• DATA SUPPLIED:

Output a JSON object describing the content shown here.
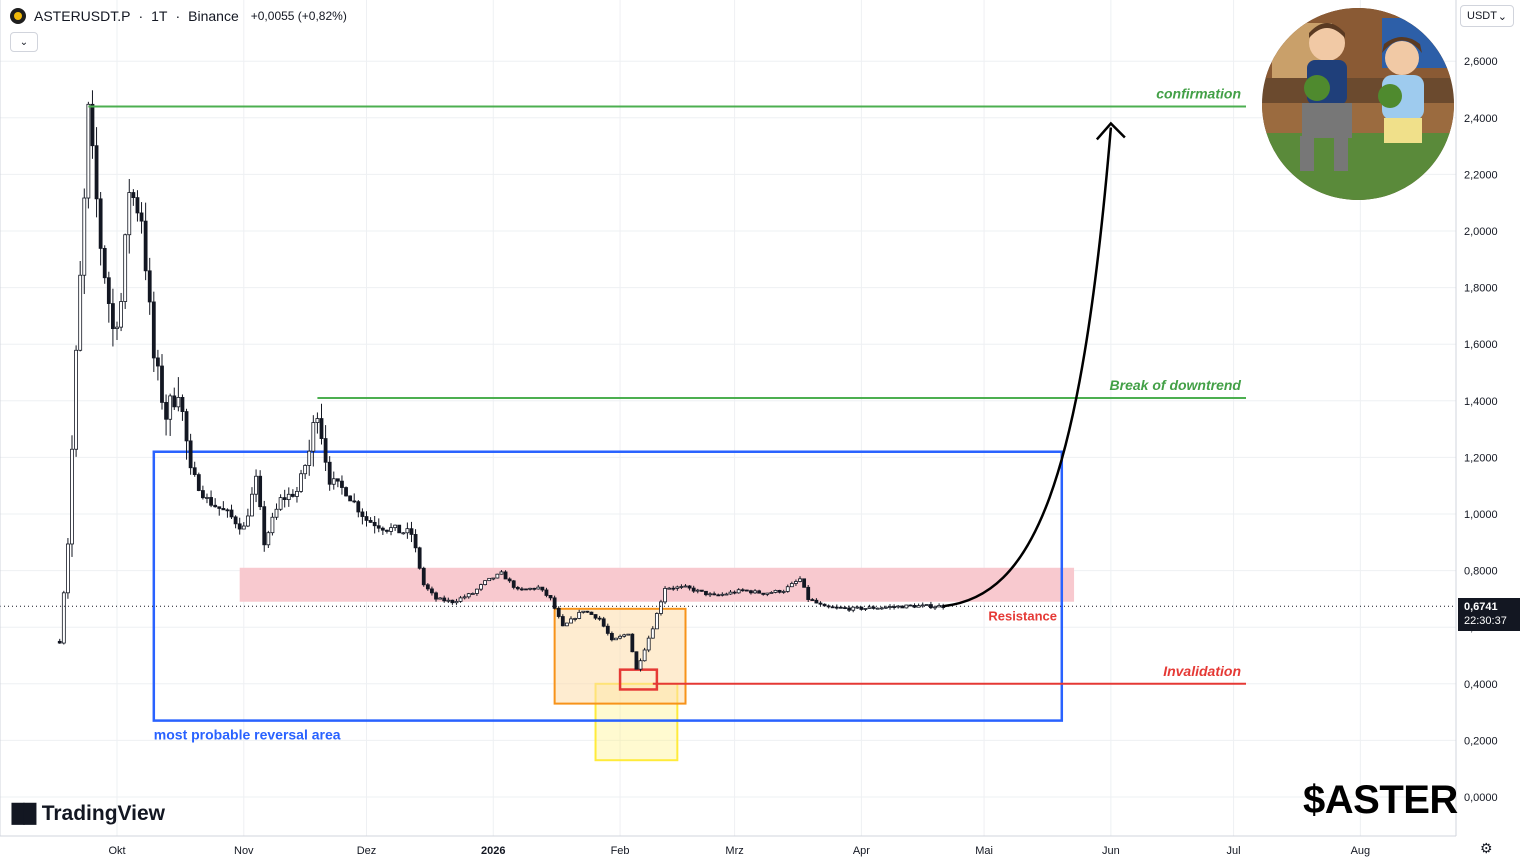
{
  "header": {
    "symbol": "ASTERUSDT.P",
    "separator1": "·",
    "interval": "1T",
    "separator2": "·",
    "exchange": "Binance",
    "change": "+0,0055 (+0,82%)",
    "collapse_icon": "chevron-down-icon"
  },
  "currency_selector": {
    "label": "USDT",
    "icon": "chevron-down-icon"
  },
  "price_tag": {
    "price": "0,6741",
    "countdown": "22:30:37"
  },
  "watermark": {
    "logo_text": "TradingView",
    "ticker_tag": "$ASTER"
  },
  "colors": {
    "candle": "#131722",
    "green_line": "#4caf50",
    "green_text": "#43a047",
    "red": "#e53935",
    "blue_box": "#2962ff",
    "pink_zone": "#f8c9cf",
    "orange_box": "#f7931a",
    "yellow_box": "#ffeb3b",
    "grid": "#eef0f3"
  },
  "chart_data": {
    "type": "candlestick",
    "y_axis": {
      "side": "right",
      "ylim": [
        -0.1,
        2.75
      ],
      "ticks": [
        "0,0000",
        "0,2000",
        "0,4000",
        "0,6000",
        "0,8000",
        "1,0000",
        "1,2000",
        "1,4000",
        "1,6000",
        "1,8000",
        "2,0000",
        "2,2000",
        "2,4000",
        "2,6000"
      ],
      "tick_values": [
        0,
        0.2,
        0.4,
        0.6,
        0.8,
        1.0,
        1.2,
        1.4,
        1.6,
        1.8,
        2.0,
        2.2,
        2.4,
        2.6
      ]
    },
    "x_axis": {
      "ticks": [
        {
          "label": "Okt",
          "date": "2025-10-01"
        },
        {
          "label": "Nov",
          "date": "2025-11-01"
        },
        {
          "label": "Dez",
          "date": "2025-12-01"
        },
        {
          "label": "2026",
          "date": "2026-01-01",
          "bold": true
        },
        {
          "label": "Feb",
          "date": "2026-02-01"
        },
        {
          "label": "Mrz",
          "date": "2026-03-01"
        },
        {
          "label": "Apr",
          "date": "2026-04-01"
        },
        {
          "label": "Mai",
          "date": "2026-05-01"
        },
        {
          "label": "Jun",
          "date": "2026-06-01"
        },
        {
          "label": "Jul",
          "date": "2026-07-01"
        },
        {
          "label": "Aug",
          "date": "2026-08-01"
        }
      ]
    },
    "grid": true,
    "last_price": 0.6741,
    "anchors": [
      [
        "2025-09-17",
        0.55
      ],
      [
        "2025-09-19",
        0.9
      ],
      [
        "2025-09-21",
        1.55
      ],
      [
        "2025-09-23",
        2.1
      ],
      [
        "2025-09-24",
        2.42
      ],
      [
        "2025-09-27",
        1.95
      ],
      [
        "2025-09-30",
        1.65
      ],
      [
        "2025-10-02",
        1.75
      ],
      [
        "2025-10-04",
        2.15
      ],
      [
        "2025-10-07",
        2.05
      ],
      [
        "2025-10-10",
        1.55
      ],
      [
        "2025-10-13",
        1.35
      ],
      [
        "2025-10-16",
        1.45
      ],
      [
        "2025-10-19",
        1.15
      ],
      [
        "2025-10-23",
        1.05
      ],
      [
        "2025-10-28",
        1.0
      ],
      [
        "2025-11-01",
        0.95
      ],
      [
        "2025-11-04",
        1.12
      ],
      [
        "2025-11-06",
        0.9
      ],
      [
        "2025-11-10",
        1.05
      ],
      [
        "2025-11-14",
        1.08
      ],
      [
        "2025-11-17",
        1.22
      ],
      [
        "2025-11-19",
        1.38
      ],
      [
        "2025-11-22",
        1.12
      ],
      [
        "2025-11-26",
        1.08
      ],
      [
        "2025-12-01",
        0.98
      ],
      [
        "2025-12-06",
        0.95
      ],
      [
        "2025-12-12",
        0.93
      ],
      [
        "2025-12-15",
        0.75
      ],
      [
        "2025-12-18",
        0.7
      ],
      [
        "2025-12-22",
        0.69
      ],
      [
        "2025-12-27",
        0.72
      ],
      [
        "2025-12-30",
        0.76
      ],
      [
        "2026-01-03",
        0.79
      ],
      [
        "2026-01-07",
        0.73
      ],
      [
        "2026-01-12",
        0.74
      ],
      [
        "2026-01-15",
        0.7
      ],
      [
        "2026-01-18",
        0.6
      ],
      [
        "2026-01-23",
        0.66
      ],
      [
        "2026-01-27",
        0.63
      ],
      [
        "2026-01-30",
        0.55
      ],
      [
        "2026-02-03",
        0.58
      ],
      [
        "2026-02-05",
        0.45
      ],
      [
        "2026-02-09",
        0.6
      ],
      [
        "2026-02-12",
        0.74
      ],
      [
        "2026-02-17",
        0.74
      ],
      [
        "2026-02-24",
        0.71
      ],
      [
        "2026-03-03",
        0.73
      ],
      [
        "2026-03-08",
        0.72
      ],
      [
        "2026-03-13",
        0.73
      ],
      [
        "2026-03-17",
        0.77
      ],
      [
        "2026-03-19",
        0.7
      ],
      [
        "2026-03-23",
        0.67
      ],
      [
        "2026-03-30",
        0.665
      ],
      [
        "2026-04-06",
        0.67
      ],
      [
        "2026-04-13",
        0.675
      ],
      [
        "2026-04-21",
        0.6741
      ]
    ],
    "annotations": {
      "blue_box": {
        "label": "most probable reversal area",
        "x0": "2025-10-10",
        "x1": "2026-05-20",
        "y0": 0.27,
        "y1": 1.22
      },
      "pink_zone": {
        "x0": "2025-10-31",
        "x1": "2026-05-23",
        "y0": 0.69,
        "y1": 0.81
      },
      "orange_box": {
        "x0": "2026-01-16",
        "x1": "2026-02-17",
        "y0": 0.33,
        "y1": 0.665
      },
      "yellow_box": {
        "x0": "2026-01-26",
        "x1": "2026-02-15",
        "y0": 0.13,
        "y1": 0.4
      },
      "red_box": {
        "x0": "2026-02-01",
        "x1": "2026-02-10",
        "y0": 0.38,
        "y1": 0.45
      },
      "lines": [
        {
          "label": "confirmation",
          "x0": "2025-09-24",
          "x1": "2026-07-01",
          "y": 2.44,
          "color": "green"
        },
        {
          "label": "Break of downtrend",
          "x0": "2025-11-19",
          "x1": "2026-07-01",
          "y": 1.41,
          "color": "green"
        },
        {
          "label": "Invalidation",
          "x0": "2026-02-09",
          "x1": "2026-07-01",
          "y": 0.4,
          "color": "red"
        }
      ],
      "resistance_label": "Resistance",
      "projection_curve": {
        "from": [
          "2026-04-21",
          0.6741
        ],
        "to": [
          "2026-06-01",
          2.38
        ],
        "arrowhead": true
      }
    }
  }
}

---

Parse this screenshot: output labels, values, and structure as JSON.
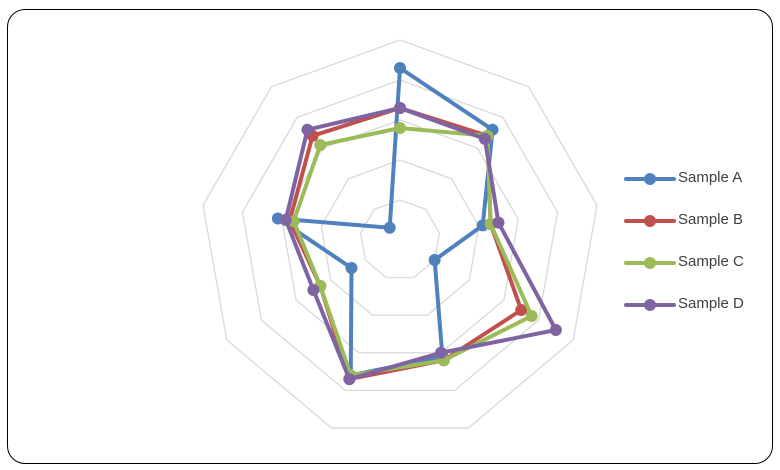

==

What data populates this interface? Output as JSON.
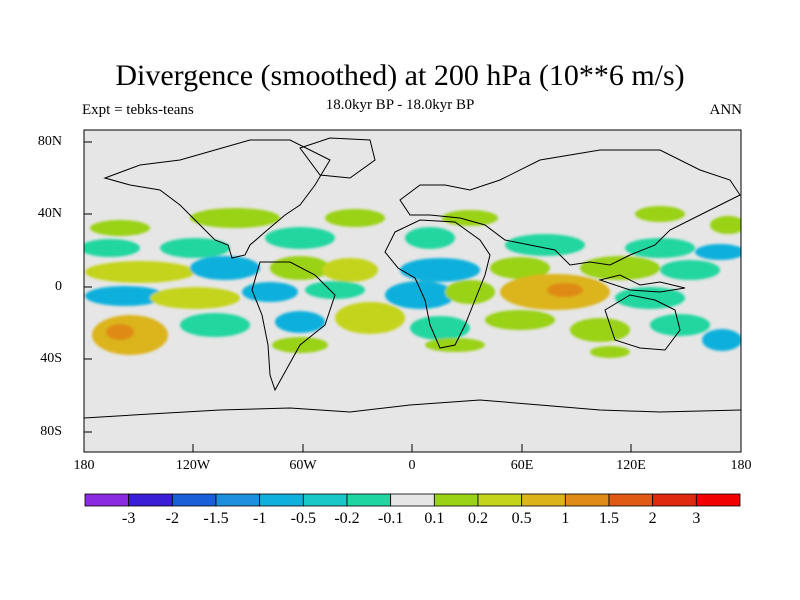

• REQUIRED TASK: Check each line of the records for the word "this" and extract those that contain it.

• EXERCISE RESPONSE:
Parse this screenshot: output labels, values, and structure as JSON.
What data populates this interface? Output as JSON.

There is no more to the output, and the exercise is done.